» **What you need to do**: Write out the records word for word, with no pictures.

» **Collected data**:
* * *

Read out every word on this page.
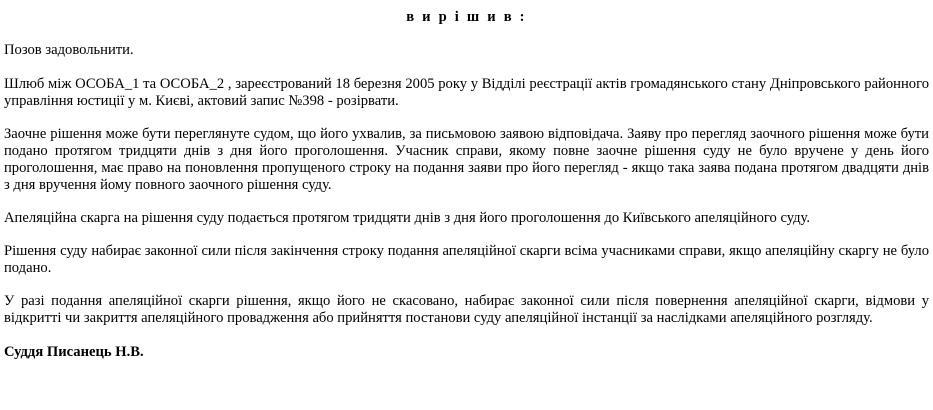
в и р і ш и в :

Позов задовольнити.

Шлюб між ОСОБА_1 та ОСОБА_2 , зареєстрований 18 березня 2005 року у Відділі реєстрації актів громадянського стану Дніпровського районного управління юстиції у м. Києві, актовий запис №398 - розірвати.

Заочне рішення може бути переглянуте судом, що його ухвалив, за письмовою заявою відповідача. Заяву про перегляд заочного рішення може бути подано протягом тридцяти днів з дня його проголошення. Учасник справи, якому повне заочне рішення суду не було вручене у день його проголошення, має право на поновлення пропущеного строку на подання заяви про його перегляд - якщо така заява подана протягом двадцяти днів з дня вручення йому повного заочного рішення суду.

Апеляційна скарга на рішення суду подається протягом тридцяти днів з дня його проголошення до Київського апеляційного суду.

Рішення суду набирає законної сили після закінчення строку подання апеляційної скарги всіма учасниками справи, якщо апеляційну скаргу не було подано.

У разі подання апеляційної скарги рішення, якщо його не скасовано, набирає законної сили після повернення апеляційної скарги, відмови у відкритті чи закриття апеляційного провадження або прийняття постанови суду апеляційної інстанції за наслідками апеляційного розгляду.

Суддя Писанець Н.В.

* * *

» **Answer to the problem**:
Read out every word on this page.
в и р і ш и в :

Позов задовольнити.

Шлюб між ОСОБА_1 та ОСОБА_2 , зареєстрований 18 березня 2005 року у Відділі реєстрації актів громадянського стану Дніпровського районного управління юстиції у м. Києві, актовий запис №398 - розірвати.

Заочне рішення може бути переглянуте судом, що його ухвалив, за письмовою заявою відповідача. Заяву про перегляд заочного рішення може бути подано протягом тридцяти днів з дня його проголошення. Учасник справи, якому повне заочне рішення суду не було вручене у день його проголошення, має право на поновлення пропущеного строку на подання заяви про його перегляд - якщо така заява подана протягом двадцяти днів з дня вручення йому повного заочного рішення суду.

Апеляційна скарга на рішення суду подається протягом тридцяти днів з дня його проголошення до Київського апеляційного суду.

Рішення суду набирає законної сили після закінчення строку подання апеляційної скарги всіма учасниками справи, якщо апеляційну скаргу не було подано.

У разі подання апеляційної скарги рішення, якщо його не скасовано, набирає законної сили після повернення апеляційної скарги, відмови у відкритті чи закриття апеляційного провадження або прийняття постанови суду апеляційної інстанції за наслідками апеляційного розгляду.

Суддя Писанець Н.В.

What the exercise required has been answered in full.